Skip the images and return the records below exactly.

Figure content listings:
_ _ _
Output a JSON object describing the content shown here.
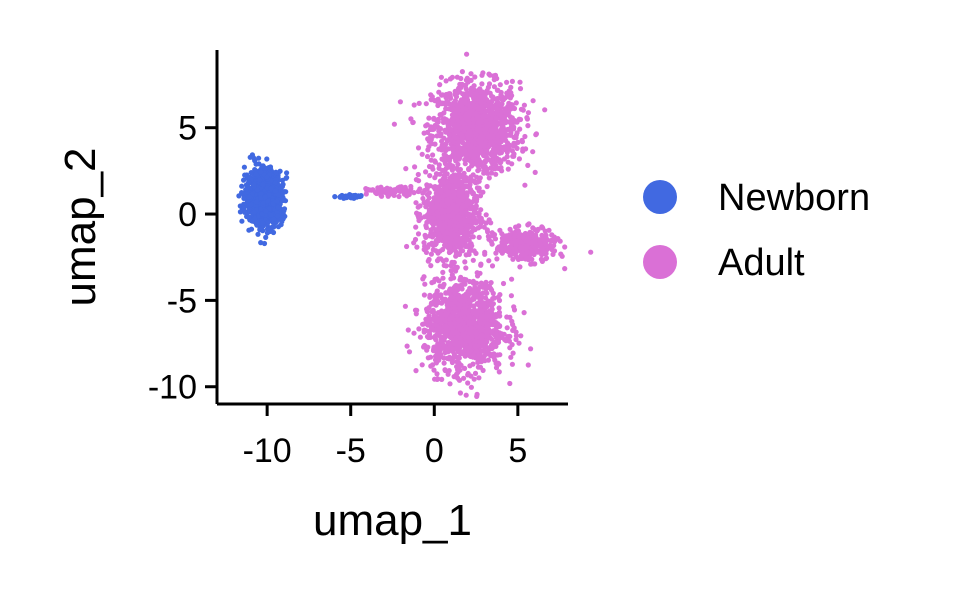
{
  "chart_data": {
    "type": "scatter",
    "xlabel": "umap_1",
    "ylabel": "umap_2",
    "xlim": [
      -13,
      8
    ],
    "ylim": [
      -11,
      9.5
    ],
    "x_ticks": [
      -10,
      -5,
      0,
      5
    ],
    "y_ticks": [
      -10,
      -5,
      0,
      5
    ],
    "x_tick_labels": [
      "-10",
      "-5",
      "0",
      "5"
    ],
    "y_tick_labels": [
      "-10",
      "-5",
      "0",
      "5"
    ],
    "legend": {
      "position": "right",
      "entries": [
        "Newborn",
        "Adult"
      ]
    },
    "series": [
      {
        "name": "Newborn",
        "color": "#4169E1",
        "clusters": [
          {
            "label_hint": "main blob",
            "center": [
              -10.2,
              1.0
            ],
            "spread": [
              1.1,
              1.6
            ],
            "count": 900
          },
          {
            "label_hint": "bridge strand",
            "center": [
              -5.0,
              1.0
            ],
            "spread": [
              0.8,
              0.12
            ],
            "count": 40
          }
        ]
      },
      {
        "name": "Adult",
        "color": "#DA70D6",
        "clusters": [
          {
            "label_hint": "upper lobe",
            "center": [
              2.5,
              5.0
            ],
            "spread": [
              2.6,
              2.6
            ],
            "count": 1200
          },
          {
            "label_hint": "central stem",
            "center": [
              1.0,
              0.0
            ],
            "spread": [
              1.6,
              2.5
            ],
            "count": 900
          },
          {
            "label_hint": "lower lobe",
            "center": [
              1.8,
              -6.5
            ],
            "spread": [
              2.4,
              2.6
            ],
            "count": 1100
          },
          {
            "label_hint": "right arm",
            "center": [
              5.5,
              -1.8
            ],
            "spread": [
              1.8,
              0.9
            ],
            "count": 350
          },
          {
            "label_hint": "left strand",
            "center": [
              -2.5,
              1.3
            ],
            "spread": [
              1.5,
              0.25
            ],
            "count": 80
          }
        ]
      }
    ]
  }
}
_ _ _
Full answer -
Output a JSON object describing the content shown here.
{
  "chart_data": {
    "type": "scatter",
    "xlabel": "umap_1",
    "ylabel": "umap_2",
    "xlim": [
      -13,
      8
    ],
    "ylim": [
      -11,
      9.5
    ],
    "x_ticks": [
      -10,
      -5,
      0,
      5
    ],
    "y_ticks": [
      -10,
      -5,
      0,
      5
    ],
    "x_tick_labels": [
      "-10",
      "-5",
      "0",
      "5"
    ],
    "y_tick_labels": [
      "-10",
      "-5",
      "0",
      "5"
    ],
    "legend": {
      "position": "right",
      "entries": [
        "Newborn",
        "Adult"
      ]
    },
    "series": [
      {
        "name": "Newborn",
        "color": "#4169E1",
        "clusters": [
          {
            "label_hint": "main blob",
            "center": [
              -10.2,
              1.0
            ],
            "spread": [
              1.1,
              1.6
            ],
            "count": 900
          },
          {
            "label_hint": "bridge strand",
            "center": [
              -5.0,
              1.0
            ],
            "spread": [
              0.8,
              0.12
            ],
            "count": 40
          }
        ]
      },
      {
        "name": "Adult",
        "color": "#DA70D6",
        "clusters": [
          {
            "label_hint": "upper lobe",
            "center": [
              2.5,
              5.0
            ],
            "spread": [
              2.6,
              2.6
            ],
            "count": 1200
          },
          {
            "label_hint": "central stem",
            "center": [
              1.0,
              0.0
            ],
            "spread": [
              1.6,
              2.5
            ],
            "count": 900
          },
          {
            "label_hint": "lower lobe",
            "center": [
              1.8,
              -6.5
            ],
            "spread": [
              2.4,
              2.6
            ],
            "count": 1100
          },
          {
            "label_hint": "right arm",
            "center": [
              5.5,
              -1.8
            ],
            "spread": [
              1.8,
              0.9
            ],
            "count": 350
          },
          {
            "label_hint": "left strand",
            "center": [
              -2.5,
              1.3
            ],
            "spread": [
              1.5,
              0.25
            ],
            "count": 80
          }
        ]
      }
    ]
  }
}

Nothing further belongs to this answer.